TASK DETAILS
Transcribe the listing exactly, leaving out every picture.
** Begin TASK INPUTS **
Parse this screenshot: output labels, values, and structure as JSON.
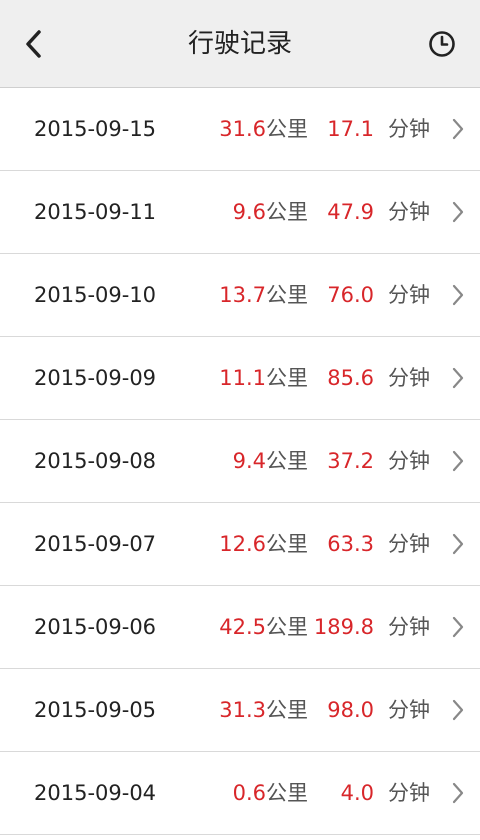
{
  "header": {
    "title": "行驶记录",
    "back_icon": "chevron-left-icon",
    "history_icon": "clock-icon"
  },
  "colors": {
    "accent_red": "#d8262a",
    "header_bg": "#efefef",
    "divider": "#d9d9d9"
  },
  "units": {
    "distance": "公里",
    "duration": "分钟"
  },
  "records": [
    {
      "date": "2015-09-15",
      "distance": "31.6",
      "duration": "17.1"
    },
    {
      "date": "2015-09-11",
      "distance": "9.6",
      "duration": "47.9"
    },
    {
      "date": "2015-09-10",
      "distance": "13.7",
      "duration": "76.0"
    },
    {
      "date": "2015-09-09",
      "distance": "11.1",
      "duration": "85.6"
    },
    {
      "date": "2015-09-08",
      "distance": "9.4",
      "duration": "37.2"
    },
    {
      "date": "2015-09-07",
      "distance": "12.6",
      "duration": "63.3"
    },
    {
      "date": "2015-09-06",
      "distance": "42.5",
      "duration": "189.8"
    },
    {
      "date": "2015-09-05",
      "distance": "31.3",
      "duration": "98.0"
    },
    {
      "date": "2015-09-04",
      "distance": "0.6",
      "duration": "4.0"
    }
  ]
}
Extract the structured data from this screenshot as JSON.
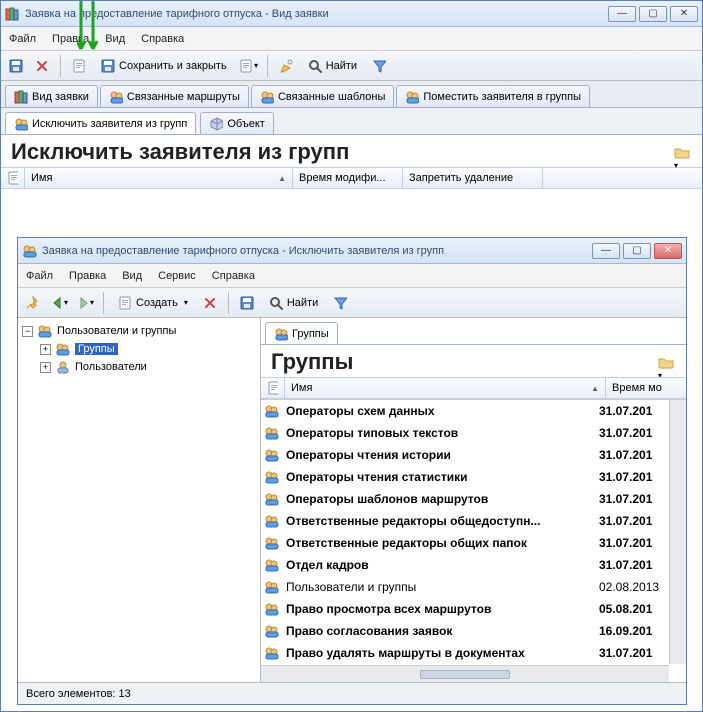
{
  "outer": {
    "title": "Заявка на предоставление тарифного отпуска - Вид заявки",
    "menus": [
      "Файл",
      "Правка",
      "Вид",
      "Справка"
    ],
    "saveClose": "Сохранить и закрыть",
    "find": "Найти",
    "tabs": [
      "Вид заявки",
      "Связанные маршруты",
      "Связанные шаблоны",
      "Поместить заявителя в группы"
    ],
    "subtabs": [
      "Исключить заявителя из групп",
      "Объект"
    ],
    "heading": "Исключить заявителя из групп",
    "cols": {
      "name": "Имя",
      "modified": "Время модифи...",
      "denyDelete": "Запретить удаление"
    }
  },
  "inner": {
    "title": "Заявка на предоставление тарифного отпуска - Исключить заявителя из групп",
    "menus": [
      "Файл",
      "Правка",
      "Вид",
      "Сервис",
      "Справка"
    ],
    "create": "Создать",
    "find": "Найти",
    "tree": {
      "root": "Пользователи и группы",
      "children": [
        "Группы",
        "Пользователи"
      ]
    },
    "right": {
      "tab": "Группы",
      "heading": "Группы",
      "cols": {
        "name": "Имя",
        "modified": "Время мо"
      }
    },
    "groups": [
      {
        "name": "Операторы схем данных",
        "date": "31.07.201",
        "bold": true
      },
      {
        "name": "Операторы типовых текстов",
        "date": "31.07.201",
        "bold": true
      },
      {
        "name": "Операторы чтения истории",
        "date": "31.07.201",
        "bold": true
      },
      {
        "name": "Операторы чтения статистики",
        "date": "31.07.201",
        "bold": true
      },
      {
        "name": "Операторы шаблонов маршрутов",
        "date": "31.07.201",
        "bold": true
      },
      {
        "name": "Ответственные редакторы общедоступн...",
        "date": "31.07.201",
        "bold": true
      },
      {
        "name": "Ответственные редакторы общих папок",
        "date": "31.07.201",
        "bold": true
      },
      {
        "name": "Отдел кадров",
        "date": "31.07.201",
        "bold": true
      },
      {
        "name": "Пользователи и группы",
        "date": "02.08.2013",
        "bold": false
      },
      {
        "name": "Право просмотра всех маршрутов",
        "date": "05.08.201",
        "bold": true
      },
      {
        "name": "Право согласования заявок",
        "date": "16.09.201",
        "bold": true
      },
      {
        "name": "Право удалять маршруты в документах",
        "date": "31.07.201",
        "bold": true
      }
    ],
    "status": "Всего элементов: 13"
  }
}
** End TASK INPUTS **
EXERCISE RESPONSE
Parse this screenshot: output labels, values, and structure as JSON.
{
  "header": {
    "title": "行驶记录",
    "back_icon": "chevron-left-icon",
    "history_icon": "clock-icon"
  },
  "colors": {
    "accent_red": "#d8262a",
    "header_bg": "#efefef",
    "divider": "#d9d9d9"
  },
  "units": {
    "distance": "公里",
    "duration": "分钟"
  },
  "records": [
    {
      "date": "2015-09-15",
      "distance": "31.6",
      "duration": "17.1"
    },
    {
      "date": "2015-09-11",
      "distance": "9.6",
      "duration": "47.9"
    },
    {
      "date": "2015-09-10",
      "distance": "13.7",
      "duration": "76.0"
    },
    {
      "date": "2015-09-09",
      "distance": "11.1",
      "duration": "85.6"
    },
    {
      "date": "2015-09-08",
      "distance": "9.4",
      "duration": "37.2"
    },
    {
      "date": "2015-09-07",
      "distance": "12.6",
      "duration": "63.3"
    },
    {
      "date": "2015-09-06",
      "distance": "42.5",
      "duration": "189.8"
    },
    {
      "date": "2015-09-05",
      "distance": "31.3",
      "duration": "98.0"
    },
    {
      "date": "2015-09-04",
      "distance": "0.6",
      "duration": "4.0"
    }
  ]
}
Extract the structured data from this screenshot as JSON.
{
  "outer": {
    "title": "Заявка на предоставление тарифного отпуска - Вид заявки",
    "menus": [
      "Файл",
      "Правка",
      "Вид",
      "Справка"
    ],
    "saveClose": "Сохранить и закрыть",
    "find": "Найти",
    "tabs": [
      "Вид заявки",
      "Связанные маршруты",
      "Связанные шаблоны",
      "Поместить заявителя в группы"
    ],
    "subtabs": [
      "Исключить заявителя из групп",
      "Объект"
    ],
    "heading": "Исключить заявителя из групп",
    "cols": {
      "name": "Имя",
      "modified": "Время модифи...",
      "denyDelete": "Запретить удаление"
    }
  },
  "inner": {
    "title": "Заявка на предоставление тарифного отпуска - Исключить заявителя из групп",
    "menus": [
      "Файл",
      "Правка",
      "Вид",
      "Сервис",
      "Справка"
    ],
    "create": "Создать",
    "find": "Найти",
    "tree": {
      "root": "Пользователи и группы",
      "children": [
        "Группы",
        "Пользователи"
      ]
    },
    "right": {
      "tab": "Группы",
      "heading": "Группы",
      "cols": {
        "name": "Имя",
        "modified": "Время мо"
      }
    },
    "groups": [
      {
        "name": "Операторы схем данных",
        "date": "31.07.201",
        "bold": true
      },
      {
        "name": "Операторы типовых текстов",
        "date": "31.07.201",
        "bold": true
      },
      {
        "name": "Операторы чтения истории",
        "date": "31.07.201",
        "bold": true
      },
      {
        "name": "Операторы чтения статистики",
        "date": "31.07.201",
        "bold": true
      },
      {
        "name": "Операторы шаблонов маршрутов",
        "date": "31.07.201",
        "bold": true
      },
      {
        "name": "Ответственные редакторы общедоступн...",
        "date": "31.07.201",
        "bold": true
      },
      {
        "name": "Ответственные редакторы общих папок",
        "date": "31.07.201",
        "bold": true
      },
      {
        "name": "Отдел кадров",
        "date": "31.07.201",
        "bold": true
      },
      {
        "name": "Пользователи и группы",
        "date": "02.08.2013",
        "bold": false
      },
      {
        "name": "Право просмотра всех маршрутов",
        "date": "05.08.201",
        "bold": true
      },
      {
        "name": "Право согласования заявок",
        "date": "16.09.201",
        "bold": true
      },
      {
        "name": "Право удалять маршруты в документах",
        "date": "31.07.201",
        "bold": true
      }
    ],
    "status": "Всего элементов: 13"
  }
}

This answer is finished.